**WHAT YOU ARE ASKED TO DO:**
Gather every line in the records below that contains the word "священнаго".

**RECORDS TO PROCESS:**
- - -

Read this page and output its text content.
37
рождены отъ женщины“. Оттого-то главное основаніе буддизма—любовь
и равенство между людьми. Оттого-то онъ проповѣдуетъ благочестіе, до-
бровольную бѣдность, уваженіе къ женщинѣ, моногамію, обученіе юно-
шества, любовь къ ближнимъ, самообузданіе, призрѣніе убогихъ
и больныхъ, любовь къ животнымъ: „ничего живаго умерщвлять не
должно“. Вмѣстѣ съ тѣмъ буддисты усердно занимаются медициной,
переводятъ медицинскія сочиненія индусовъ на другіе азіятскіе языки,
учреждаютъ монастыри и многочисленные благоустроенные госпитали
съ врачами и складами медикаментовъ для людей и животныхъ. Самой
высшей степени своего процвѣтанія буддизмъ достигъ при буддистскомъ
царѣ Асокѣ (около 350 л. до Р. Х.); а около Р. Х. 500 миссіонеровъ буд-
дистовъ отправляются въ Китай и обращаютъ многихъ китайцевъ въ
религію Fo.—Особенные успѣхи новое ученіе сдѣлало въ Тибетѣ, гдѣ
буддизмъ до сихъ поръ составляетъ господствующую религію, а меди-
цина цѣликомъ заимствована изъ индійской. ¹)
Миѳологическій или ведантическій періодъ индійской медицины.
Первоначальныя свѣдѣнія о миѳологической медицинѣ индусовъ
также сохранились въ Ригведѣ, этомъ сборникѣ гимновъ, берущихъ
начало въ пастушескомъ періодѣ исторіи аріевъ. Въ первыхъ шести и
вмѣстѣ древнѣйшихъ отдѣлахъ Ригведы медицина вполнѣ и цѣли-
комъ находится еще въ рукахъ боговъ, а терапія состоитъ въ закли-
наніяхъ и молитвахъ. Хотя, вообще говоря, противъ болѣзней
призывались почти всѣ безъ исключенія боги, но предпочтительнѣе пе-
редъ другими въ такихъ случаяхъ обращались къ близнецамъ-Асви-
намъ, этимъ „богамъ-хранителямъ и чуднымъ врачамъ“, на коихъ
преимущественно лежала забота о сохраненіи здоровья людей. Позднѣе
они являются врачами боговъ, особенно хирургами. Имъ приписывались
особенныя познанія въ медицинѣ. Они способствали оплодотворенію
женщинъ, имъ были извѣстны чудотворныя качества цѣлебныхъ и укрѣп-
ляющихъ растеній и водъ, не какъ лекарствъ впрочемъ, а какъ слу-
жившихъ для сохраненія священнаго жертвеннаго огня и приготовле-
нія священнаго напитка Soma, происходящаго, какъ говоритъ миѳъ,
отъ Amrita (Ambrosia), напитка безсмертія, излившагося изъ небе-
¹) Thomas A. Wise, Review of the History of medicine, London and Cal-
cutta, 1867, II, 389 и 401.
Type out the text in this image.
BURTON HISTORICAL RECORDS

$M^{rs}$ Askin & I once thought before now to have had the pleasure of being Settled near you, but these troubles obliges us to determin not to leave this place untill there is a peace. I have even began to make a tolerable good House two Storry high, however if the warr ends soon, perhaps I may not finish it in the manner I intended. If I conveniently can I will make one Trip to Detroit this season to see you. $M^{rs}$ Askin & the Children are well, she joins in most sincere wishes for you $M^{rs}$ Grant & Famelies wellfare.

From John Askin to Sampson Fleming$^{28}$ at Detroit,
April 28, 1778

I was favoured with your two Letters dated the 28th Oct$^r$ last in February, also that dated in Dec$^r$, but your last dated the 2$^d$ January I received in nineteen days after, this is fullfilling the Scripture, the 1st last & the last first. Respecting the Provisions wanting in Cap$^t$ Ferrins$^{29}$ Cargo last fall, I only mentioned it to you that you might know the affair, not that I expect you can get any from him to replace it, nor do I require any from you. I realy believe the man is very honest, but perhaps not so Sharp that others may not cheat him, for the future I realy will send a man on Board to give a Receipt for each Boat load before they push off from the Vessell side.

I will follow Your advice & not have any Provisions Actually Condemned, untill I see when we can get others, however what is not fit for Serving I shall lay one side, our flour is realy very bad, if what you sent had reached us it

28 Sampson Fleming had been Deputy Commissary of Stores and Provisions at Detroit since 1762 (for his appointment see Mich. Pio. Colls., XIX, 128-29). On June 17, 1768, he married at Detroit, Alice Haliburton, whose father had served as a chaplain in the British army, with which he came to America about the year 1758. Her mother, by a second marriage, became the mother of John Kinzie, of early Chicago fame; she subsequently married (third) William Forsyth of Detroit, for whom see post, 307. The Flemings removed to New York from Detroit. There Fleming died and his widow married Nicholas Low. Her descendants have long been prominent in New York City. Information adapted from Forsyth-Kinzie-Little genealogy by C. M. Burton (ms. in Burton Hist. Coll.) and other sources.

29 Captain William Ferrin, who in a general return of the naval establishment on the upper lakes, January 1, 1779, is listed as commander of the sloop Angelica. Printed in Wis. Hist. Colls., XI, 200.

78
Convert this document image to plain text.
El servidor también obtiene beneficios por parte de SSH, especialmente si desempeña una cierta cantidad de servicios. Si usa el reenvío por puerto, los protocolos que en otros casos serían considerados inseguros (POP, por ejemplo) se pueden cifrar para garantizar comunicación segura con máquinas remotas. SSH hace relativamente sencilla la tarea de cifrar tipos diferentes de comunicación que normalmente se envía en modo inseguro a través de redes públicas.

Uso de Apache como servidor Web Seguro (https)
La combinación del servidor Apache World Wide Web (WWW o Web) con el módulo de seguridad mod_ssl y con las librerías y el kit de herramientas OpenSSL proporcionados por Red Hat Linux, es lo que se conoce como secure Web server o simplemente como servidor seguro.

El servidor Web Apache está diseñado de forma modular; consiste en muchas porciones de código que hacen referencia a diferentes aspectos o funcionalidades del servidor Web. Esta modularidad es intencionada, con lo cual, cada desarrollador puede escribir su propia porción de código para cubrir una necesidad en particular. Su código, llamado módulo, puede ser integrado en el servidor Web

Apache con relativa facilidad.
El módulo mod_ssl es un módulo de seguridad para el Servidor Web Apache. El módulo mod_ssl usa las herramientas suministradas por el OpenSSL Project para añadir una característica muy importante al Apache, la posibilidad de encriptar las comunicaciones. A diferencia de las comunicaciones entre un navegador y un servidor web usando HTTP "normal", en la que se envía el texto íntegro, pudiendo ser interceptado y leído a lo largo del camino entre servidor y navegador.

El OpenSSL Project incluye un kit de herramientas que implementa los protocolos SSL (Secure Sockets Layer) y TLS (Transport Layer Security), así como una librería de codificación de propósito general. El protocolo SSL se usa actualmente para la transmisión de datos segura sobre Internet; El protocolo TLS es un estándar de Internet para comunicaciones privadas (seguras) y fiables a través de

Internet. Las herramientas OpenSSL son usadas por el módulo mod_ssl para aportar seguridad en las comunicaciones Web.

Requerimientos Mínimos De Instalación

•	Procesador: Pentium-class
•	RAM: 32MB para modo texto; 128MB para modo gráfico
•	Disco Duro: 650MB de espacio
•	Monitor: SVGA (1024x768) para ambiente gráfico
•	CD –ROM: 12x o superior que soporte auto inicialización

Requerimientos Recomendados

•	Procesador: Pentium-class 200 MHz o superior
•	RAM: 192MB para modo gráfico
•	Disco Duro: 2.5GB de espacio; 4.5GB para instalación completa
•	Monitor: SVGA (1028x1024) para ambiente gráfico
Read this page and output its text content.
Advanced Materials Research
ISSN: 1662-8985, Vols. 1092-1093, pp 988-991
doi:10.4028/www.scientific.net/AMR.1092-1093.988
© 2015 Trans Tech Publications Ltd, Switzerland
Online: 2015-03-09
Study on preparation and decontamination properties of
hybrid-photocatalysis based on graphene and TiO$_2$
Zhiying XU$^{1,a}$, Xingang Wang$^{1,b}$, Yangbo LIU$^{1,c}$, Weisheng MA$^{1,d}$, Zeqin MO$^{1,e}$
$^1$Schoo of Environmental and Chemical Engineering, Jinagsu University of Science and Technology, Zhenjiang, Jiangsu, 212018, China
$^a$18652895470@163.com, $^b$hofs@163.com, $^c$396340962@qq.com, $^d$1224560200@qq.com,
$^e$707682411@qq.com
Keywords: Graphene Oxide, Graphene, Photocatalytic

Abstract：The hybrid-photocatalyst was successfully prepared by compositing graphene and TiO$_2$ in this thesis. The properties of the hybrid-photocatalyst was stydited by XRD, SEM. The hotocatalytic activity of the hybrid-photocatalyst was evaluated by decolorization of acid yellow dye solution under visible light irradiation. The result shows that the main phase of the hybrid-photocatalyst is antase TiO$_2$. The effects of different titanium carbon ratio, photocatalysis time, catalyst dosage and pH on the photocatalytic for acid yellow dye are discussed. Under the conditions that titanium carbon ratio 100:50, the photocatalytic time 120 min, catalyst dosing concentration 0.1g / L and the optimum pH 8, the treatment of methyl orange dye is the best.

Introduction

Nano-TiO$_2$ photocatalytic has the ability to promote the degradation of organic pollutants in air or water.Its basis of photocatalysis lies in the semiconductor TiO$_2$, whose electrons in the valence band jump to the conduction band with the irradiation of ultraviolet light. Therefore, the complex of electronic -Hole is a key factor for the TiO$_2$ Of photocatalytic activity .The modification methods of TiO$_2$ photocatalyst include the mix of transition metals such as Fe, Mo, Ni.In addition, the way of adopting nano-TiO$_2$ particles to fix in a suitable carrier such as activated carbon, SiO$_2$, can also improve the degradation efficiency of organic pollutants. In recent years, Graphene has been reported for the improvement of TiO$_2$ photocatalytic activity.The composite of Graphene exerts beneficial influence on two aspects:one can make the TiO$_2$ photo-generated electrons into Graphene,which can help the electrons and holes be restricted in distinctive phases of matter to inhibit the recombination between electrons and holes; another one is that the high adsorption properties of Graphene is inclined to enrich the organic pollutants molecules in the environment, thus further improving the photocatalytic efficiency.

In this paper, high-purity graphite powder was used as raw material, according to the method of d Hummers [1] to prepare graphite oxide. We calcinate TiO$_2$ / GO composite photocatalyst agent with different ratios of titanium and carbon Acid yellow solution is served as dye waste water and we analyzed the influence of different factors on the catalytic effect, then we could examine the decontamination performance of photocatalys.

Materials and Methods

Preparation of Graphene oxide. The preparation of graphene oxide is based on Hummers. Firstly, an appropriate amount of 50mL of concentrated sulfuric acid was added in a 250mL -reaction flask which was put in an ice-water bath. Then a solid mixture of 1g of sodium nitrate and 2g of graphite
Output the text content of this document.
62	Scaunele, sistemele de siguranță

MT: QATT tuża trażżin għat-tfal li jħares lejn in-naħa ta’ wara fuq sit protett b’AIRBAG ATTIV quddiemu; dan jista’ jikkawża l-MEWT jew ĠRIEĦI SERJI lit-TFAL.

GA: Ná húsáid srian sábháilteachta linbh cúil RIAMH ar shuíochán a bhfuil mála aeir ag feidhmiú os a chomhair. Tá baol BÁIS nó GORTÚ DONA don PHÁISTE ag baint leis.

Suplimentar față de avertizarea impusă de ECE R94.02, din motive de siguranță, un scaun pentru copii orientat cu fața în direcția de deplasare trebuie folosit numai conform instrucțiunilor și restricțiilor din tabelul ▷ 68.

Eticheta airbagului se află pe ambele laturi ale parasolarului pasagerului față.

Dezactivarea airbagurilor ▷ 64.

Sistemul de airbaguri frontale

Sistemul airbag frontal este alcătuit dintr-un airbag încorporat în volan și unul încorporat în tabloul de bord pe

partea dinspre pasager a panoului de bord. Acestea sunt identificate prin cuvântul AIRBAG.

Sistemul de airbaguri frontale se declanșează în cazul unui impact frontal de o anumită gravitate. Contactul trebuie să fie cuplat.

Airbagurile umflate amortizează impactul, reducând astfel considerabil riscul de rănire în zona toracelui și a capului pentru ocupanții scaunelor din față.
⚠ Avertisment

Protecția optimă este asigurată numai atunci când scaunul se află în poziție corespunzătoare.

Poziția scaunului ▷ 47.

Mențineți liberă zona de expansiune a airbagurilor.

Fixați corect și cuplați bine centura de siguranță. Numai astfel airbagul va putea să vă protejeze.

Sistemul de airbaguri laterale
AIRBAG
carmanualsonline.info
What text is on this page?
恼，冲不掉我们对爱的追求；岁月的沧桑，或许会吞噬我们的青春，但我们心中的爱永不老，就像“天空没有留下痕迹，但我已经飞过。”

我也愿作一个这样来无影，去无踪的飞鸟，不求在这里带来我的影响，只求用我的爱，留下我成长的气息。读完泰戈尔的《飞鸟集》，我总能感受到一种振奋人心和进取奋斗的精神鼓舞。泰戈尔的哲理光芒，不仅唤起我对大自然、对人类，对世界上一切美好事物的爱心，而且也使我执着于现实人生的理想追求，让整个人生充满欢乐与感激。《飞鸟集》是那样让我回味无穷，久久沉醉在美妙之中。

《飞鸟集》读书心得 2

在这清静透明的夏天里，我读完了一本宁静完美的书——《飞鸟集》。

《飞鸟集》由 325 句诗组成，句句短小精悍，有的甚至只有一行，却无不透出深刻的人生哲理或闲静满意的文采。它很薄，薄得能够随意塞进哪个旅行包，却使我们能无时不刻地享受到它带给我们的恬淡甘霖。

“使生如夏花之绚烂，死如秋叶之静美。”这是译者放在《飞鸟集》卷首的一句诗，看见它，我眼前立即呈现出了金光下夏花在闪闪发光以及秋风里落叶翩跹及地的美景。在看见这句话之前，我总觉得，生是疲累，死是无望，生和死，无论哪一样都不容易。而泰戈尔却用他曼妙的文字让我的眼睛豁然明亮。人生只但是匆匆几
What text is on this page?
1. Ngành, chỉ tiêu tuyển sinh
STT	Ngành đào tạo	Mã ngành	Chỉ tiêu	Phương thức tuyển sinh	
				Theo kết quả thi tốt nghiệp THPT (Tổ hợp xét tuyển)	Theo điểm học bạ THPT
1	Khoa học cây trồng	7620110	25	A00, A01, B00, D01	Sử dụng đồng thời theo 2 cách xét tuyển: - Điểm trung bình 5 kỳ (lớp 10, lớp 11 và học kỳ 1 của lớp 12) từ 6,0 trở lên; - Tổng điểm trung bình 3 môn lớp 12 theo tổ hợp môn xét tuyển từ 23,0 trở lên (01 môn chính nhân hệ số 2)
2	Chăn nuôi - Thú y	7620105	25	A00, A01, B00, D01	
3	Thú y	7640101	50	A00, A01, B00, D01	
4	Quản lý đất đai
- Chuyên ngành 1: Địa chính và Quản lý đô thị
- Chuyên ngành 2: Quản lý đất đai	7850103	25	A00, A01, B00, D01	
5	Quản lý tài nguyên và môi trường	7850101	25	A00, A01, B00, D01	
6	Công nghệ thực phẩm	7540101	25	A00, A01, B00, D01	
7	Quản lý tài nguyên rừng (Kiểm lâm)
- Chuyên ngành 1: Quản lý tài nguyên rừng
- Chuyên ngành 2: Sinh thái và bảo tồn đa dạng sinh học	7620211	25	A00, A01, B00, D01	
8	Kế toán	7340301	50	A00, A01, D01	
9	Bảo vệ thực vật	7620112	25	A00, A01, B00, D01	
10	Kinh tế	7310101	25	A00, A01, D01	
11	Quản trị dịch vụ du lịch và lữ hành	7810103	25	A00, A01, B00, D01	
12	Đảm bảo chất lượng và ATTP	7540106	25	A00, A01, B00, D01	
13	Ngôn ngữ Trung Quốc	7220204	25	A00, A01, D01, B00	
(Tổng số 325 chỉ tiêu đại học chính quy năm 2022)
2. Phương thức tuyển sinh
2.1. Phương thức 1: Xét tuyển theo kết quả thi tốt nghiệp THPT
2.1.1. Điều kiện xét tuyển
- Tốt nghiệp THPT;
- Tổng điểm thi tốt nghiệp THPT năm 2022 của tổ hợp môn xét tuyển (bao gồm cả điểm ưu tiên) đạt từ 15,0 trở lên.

- - -

**OUTPUT FOR THIS TASK:**
жившихъ для сохраненія священнаго жертвеннаго огня и приготовле-
нія священнаго напитка Soma, происходящаго, какъ говоритъ миѳъ,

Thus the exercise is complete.